--- Begin Given data ---
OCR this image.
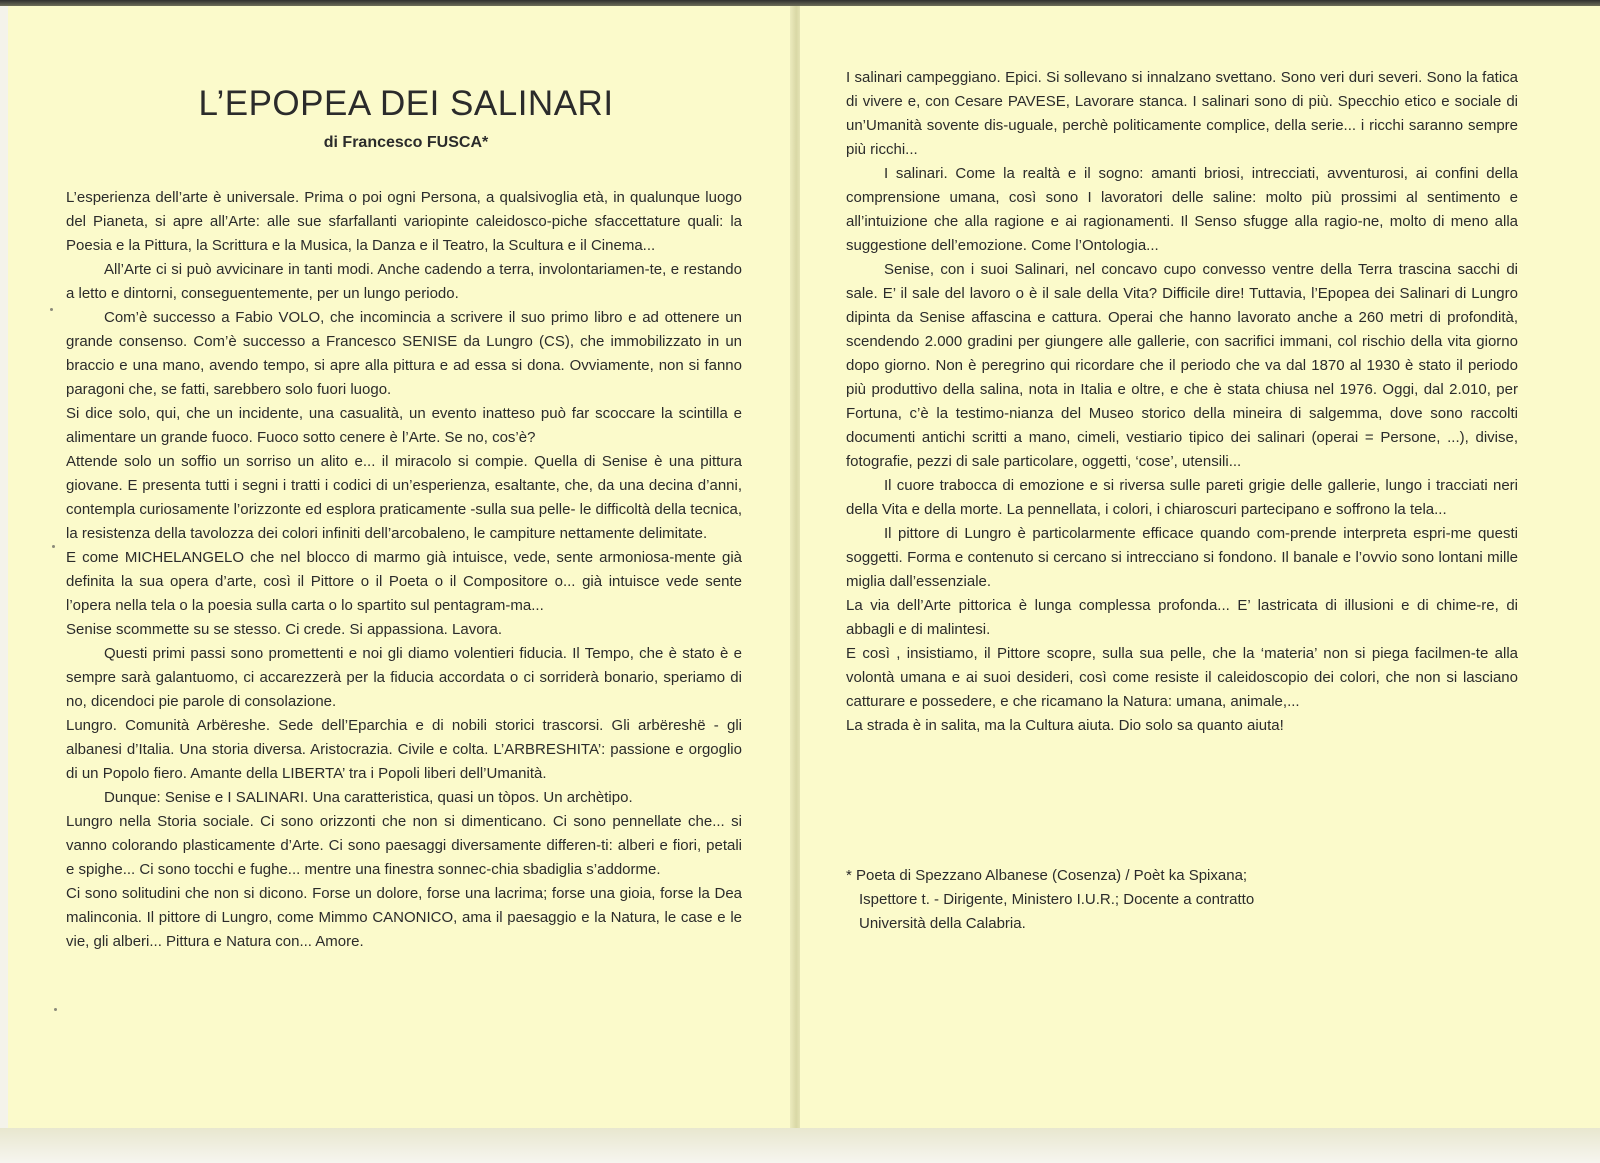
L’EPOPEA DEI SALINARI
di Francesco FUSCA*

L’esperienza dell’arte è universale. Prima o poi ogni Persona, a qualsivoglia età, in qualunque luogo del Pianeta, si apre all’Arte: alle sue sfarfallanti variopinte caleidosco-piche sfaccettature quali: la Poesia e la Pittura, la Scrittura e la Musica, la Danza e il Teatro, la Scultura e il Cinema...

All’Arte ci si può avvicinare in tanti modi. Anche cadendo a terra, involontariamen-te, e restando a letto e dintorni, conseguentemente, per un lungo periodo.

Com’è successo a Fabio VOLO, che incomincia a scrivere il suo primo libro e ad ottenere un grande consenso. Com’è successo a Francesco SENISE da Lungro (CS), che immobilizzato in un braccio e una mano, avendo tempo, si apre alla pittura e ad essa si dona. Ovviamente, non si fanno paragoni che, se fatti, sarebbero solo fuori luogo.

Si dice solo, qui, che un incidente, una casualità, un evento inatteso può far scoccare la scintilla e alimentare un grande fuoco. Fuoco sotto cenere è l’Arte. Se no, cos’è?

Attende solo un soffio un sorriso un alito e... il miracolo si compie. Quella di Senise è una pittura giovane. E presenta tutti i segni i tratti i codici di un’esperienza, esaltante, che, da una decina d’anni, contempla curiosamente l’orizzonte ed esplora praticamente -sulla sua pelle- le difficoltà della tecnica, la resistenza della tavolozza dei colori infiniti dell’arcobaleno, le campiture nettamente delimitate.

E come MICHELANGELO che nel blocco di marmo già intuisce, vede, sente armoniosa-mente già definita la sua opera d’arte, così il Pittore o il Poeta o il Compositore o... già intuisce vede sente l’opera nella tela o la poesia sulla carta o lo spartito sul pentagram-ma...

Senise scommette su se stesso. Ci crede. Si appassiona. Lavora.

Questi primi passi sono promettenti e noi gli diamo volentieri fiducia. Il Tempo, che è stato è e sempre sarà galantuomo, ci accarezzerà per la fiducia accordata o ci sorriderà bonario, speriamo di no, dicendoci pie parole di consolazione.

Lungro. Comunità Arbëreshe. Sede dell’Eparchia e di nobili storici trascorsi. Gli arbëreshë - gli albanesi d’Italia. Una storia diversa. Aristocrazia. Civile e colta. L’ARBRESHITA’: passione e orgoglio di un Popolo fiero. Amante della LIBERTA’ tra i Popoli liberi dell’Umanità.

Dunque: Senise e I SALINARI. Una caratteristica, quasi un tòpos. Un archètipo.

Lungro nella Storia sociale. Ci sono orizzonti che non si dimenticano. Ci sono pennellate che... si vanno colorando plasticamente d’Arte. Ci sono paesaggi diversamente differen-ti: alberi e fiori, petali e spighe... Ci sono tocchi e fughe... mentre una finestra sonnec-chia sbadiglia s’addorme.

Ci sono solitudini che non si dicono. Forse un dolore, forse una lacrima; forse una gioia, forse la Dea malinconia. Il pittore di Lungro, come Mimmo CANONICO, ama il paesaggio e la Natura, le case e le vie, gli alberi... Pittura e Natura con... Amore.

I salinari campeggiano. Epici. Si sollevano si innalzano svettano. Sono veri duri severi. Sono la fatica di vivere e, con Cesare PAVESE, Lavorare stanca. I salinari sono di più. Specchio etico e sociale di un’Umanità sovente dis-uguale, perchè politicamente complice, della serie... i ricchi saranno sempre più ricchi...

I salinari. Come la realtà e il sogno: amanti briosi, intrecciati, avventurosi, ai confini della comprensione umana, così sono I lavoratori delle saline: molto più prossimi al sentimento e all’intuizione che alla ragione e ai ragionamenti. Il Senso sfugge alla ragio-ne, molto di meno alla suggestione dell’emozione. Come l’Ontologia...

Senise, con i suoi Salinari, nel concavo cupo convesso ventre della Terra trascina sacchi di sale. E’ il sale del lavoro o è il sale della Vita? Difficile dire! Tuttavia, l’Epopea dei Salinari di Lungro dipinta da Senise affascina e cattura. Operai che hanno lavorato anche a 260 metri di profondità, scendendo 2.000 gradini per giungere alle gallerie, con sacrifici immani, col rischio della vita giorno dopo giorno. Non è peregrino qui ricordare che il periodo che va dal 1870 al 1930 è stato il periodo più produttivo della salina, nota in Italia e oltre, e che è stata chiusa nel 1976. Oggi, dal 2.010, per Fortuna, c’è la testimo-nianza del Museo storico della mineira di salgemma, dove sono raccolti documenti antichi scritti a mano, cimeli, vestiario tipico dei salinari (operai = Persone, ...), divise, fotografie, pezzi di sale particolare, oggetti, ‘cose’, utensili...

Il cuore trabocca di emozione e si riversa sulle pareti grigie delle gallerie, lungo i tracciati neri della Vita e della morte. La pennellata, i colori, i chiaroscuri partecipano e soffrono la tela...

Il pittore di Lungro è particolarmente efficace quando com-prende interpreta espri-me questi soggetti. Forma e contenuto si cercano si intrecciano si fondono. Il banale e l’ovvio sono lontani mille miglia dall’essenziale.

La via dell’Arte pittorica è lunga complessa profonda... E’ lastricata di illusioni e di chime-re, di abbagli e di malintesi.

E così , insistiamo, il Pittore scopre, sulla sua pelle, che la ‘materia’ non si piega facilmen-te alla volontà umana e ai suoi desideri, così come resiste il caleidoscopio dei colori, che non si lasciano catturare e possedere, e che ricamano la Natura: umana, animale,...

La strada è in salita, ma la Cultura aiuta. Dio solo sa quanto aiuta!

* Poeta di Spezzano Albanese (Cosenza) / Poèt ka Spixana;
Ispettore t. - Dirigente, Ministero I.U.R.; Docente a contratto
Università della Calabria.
--- End Given data ---
--- Begin Given data ---
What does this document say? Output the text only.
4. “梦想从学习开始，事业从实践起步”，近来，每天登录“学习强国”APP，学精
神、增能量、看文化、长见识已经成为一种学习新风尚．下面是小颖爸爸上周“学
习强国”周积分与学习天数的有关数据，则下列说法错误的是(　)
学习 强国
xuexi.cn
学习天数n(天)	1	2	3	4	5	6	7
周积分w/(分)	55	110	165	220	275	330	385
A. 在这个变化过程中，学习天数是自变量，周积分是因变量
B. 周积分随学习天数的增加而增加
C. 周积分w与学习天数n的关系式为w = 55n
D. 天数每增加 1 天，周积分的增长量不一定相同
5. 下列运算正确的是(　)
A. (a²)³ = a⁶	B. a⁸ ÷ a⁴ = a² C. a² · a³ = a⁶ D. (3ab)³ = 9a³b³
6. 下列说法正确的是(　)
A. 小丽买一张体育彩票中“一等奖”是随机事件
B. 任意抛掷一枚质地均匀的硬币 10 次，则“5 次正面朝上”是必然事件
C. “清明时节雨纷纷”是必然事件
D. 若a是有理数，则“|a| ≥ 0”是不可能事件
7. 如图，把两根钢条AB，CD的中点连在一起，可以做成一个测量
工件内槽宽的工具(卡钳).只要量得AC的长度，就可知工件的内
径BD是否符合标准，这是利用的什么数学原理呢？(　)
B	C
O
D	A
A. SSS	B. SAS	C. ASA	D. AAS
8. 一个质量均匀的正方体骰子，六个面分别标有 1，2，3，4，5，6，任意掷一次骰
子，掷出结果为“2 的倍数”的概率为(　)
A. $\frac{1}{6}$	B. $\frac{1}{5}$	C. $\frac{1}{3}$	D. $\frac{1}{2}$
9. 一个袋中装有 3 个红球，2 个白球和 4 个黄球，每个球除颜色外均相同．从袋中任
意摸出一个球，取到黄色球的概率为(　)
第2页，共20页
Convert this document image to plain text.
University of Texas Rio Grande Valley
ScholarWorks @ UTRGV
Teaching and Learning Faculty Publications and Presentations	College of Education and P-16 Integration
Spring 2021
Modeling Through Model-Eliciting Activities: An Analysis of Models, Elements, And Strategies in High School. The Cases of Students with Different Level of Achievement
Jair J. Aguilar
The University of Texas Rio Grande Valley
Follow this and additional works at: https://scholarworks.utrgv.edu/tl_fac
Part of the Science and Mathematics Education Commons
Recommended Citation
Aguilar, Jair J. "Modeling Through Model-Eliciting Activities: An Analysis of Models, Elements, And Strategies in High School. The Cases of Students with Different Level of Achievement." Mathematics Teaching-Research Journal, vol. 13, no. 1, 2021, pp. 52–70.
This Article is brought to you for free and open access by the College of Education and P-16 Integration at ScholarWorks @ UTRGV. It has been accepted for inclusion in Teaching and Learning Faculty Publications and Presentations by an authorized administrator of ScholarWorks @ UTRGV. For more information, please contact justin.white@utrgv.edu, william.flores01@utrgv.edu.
--- End Given data ---
--- Begin Given data ---
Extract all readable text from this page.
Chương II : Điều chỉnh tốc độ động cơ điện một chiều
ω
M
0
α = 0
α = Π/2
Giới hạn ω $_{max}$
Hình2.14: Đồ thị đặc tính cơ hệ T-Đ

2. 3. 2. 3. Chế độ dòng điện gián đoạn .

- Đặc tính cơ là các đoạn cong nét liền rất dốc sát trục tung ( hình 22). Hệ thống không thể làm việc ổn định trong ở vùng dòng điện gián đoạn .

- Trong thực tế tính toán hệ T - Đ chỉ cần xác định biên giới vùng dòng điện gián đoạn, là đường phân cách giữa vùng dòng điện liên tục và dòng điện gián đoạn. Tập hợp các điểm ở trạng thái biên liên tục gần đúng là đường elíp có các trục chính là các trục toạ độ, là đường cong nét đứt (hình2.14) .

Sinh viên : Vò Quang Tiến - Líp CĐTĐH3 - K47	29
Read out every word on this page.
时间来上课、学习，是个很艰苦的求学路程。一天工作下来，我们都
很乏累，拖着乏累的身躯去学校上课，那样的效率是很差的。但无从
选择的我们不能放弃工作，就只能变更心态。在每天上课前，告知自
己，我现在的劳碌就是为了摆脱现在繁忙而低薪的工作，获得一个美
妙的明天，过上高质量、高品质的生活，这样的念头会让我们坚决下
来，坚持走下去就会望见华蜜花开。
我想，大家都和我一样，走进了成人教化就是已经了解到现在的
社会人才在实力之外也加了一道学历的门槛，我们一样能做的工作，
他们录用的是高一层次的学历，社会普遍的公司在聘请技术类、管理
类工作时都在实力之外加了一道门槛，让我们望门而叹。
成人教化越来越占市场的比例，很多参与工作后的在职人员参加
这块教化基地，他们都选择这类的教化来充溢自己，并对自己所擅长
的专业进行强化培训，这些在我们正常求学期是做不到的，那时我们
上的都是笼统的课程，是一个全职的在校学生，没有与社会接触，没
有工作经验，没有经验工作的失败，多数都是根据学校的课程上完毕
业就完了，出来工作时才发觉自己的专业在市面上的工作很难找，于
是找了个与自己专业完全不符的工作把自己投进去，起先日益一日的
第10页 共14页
--- End Given data ---
- Exercise goal:
Return every line above in which the string "Modeling" occurs.

- The output:
Modeling Through Model-Eliciting Activities: An Analysis of Models, Elements, And Strategies in High School. The Cases of Students with Different Level of Achievement
Aguilar, Jair J. "Modeling Through Model-Eliciting Activities: An Analysis of Models, Elements, And Strategies in High School. The Cases of Students with Different Level of Achievement." Mathematics Teaching-Research Journal, vol. 13, no. 1, 2021, pp. 52–70.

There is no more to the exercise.